Saved entries:

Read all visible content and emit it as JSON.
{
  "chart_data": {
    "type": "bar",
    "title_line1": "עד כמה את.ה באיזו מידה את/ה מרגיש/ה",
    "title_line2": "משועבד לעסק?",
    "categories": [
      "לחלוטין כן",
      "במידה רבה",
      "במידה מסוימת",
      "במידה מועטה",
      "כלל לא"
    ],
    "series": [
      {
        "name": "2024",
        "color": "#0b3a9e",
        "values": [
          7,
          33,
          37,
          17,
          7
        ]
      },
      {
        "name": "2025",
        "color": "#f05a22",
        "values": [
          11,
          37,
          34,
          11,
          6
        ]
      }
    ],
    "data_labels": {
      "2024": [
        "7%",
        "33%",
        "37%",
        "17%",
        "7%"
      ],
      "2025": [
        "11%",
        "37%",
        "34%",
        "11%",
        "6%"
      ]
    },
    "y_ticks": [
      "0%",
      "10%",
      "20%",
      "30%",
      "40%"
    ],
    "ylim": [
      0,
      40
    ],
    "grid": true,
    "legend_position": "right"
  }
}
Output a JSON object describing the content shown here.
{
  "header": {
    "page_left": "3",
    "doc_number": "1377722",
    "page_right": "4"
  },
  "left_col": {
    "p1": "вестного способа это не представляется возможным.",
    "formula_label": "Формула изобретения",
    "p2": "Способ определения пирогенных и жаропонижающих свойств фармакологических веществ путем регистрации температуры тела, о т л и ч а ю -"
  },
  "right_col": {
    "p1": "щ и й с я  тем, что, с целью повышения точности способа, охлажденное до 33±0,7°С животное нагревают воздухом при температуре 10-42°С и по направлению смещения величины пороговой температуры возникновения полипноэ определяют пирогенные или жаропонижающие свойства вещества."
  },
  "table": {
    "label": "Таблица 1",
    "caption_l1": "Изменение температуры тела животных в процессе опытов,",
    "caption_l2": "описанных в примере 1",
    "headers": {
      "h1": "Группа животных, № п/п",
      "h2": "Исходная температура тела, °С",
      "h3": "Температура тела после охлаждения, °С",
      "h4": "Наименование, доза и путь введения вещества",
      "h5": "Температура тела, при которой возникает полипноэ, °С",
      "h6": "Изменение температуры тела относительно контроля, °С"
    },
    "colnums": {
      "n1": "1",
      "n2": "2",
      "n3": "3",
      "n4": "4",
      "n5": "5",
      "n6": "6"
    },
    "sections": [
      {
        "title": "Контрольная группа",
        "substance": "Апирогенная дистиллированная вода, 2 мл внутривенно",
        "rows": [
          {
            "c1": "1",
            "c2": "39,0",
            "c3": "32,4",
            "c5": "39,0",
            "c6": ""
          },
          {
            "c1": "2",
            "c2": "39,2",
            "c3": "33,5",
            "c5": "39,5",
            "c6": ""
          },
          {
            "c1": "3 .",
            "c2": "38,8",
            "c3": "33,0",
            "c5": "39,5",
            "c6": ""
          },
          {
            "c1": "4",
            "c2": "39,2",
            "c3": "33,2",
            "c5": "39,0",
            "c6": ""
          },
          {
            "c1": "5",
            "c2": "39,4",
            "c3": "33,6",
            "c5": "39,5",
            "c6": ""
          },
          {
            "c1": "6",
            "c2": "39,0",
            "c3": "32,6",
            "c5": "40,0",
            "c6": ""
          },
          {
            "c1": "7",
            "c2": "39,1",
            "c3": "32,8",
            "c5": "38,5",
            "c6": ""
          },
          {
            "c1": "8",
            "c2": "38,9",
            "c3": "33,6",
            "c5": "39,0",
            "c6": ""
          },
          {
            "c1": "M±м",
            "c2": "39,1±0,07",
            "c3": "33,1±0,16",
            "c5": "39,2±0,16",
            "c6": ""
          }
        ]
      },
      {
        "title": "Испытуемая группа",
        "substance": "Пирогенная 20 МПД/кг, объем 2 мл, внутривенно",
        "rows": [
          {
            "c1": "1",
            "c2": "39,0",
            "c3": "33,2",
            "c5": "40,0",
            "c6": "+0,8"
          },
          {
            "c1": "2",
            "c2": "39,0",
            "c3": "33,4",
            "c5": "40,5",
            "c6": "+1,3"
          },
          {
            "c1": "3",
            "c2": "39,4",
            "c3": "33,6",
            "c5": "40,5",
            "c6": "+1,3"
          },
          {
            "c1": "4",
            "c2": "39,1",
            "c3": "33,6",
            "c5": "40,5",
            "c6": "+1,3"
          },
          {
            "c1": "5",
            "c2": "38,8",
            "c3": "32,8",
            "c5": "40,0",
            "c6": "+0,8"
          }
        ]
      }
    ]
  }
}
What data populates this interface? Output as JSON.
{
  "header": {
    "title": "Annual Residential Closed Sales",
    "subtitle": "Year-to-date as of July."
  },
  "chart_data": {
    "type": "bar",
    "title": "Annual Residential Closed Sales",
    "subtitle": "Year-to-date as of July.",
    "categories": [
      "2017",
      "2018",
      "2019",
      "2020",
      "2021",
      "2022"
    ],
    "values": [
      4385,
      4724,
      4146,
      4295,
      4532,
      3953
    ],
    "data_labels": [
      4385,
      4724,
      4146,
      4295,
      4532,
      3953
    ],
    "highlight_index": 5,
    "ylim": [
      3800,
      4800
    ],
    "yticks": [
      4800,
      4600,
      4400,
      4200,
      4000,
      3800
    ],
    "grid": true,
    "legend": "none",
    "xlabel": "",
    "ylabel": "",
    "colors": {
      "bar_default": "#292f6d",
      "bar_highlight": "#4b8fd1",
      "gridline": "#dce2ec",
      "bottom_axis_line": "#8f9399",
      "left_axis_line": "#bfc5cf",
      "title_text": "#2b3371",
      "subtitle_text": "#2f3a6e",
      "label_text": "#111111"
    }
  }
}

● WORK TO BE COMPLETED
Give the lines exactly as they stand, from the line with "What data populates" through the end of the material.

● RESPONSE TO THIS TASK
What data populates this interface? Output as JSON.
{
  "header": {
    "title": "Annual Residential Closed Sales",
    "subtitle": "Year-to-date as of July."
  },
  "chart_data": {
    "type": "bar",
    "title": "Annual Residential Closed Sales",
    "subtitle": "Year-to-date as of July.",
    "categories": [
      "2017",
      "2018",
      "2019",
      "2020",
      "2021",
      "2022"
    ],
    "values": [
      4385,
      4724,
      4146,
      4295,
      4532,
      3953
    ],
    "data_labels": [
      4385,
      4724,
      4146,
      4295,
      4532,
      3953
    ],
    "highlight_index": 5,
    "ylim": [
      3800,
      4800
    ],
    "yticks": [
      4800,
      4600,
      4400,
      4200,
      4000,
      3800
    ],
    "grid": true,
    "legend": "none",
    "xlabel": "",
    "ylabel": "",
    "colors": {
      "bar_default": "#292f6d",
      "bar_highlight": "#4b8fd1",
      "gridline": "#dce2ec",
      "bottom_axis_line": "#8f9399",
      "left_axis_line": "#bfc5cf",
      "title_text": "#2b3371",
      "subtitle_text": "#2f3a6e",
      "label_text": "#111111"
    }
  }
}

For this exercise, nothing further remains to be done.